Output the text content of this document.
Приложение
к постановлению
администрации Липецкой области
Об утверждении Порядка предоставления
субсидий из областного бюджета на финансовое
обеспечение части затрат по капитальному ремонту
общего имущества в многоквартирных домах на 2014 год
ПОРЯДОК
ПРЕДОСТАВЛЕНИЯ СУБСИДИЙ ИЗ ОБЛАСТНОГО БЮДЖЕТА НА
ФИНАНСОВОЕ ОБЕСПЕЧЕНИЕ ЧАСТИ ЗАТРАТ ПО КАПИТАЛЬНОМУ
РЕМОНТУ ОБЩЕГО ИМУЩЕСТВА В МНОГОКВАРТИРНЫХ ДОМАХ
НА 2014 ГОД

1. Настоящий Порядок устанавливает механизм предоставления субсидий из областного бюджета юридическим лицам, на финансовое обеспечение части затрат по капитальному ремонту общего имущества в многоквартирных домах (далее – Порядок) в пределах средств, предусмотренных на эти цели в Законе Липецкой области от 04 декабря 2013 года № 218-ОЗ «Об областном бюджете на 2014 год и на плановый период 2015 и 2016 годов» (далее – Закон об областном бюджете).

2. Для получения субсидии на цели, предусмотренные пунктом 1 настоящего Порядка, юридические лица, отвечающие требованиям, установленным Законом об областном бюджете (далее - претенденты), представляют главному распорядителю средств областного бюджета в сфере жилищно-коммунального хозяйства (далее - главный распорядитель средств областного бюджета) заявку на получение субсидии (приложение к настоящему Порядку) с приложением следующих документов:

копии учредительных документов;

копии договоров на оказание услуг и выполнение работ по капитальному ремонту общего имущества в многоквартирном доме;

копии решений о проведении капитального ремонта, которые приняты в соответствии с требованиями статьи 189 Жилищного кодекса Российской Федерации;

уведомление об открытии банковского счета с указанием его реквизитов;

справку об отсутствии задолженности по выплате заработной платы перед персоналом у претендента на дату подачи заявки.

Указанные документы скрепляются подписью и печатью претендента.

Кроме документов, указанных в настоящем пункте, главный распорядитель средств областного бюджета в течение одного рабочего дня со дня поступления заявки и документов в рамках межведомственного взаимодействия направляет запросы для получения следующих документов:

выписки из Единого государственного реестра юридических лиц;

▶ Stated exercise:
Everything in the listing above should be restated exactly.

▶ Expected answer:
Output the text content of this document.
Приложение
к постановлению
администрации Липецкой области
Об утверждении Порядка предоставления
субсидий из областного бюджета на финансовое
обеспечение части затрат по капитальному ремонту
общего имущества в многоквартирных домах на 2014 год
ПОРЯДОК
ПРЕДОСТАВЛЕНИЯ СУБСИДИЙ ИЗ ОБЛАСТНОГО БЮДЖЕТА НА
ФИНАНСОВОЕ ОБЕСПЕЧЕНИЕ ЧАСТИ ЗАТРАТ ПО КАПИТАЛЬНОМУ
РЕМОНТУ ОБЩЕГО ИМУЩЕСТВА В МНОГОКВАРТИРНЫХ ДОМАХ
НА 2014 ГОД

1. Настоящий Порядок устанавливает механизм предоставления субсидий из областного бюджета юридическим лицам, на финансовое обеспечение части затрат по капитальному ремонту общего имущества в многоквартирных домах (далее – Порядок) в пределах средств, предусмотренных на эти цели в Законе Липецкой области от 04 декабря 2013 года № 218-ОЗ «Об областном бюджете на 2014 год и на плановый период 2015 и 2016 годов» (далее – Закон об областном бюджете).

2. Для получения субсидии на цели, предусмотренные пунктом 1 настоящего Порядка, юридические лица, отвечающие требованиям, установленным Законом об областном бюджете (далее - претенденты), представляют главному распорядителю средств областного бюджета в сфере жилищно-коммунального хозяйства (далее - главный распорядитель средств областного бюджета) заявку на получение субсидии (приложение к настоящему Порядку) с приложением следующих документов:

копии учредительных документов;

копии договоров на оказание услуг и выполнение работ по капитальному ремонту общего имущества в многоквартирном доме;

копии решений о проведении капитального ремонта, которые приняты в соответствии с требованиями статьи 189 Жилищного кодекса Российской Федерации;

уведомление об открытии банковского счета с указанием его реквизитов;

справку об отсутствии задолженности по выплате заработной платы перед персоналом у претендента на дату подачи заявки.

Указанные документы скрепляются подписью и печатью претендента.

Кроме документов, указанных в настоящем пункте, главный распорядитель средств областного бюджета в течение одного рабочего дня со дня поступления заявки и документов в рамках межведомственного взаимодействия направляет запросы для получения следующих документов:

выписки из Единого государственного реестра юридических лиц;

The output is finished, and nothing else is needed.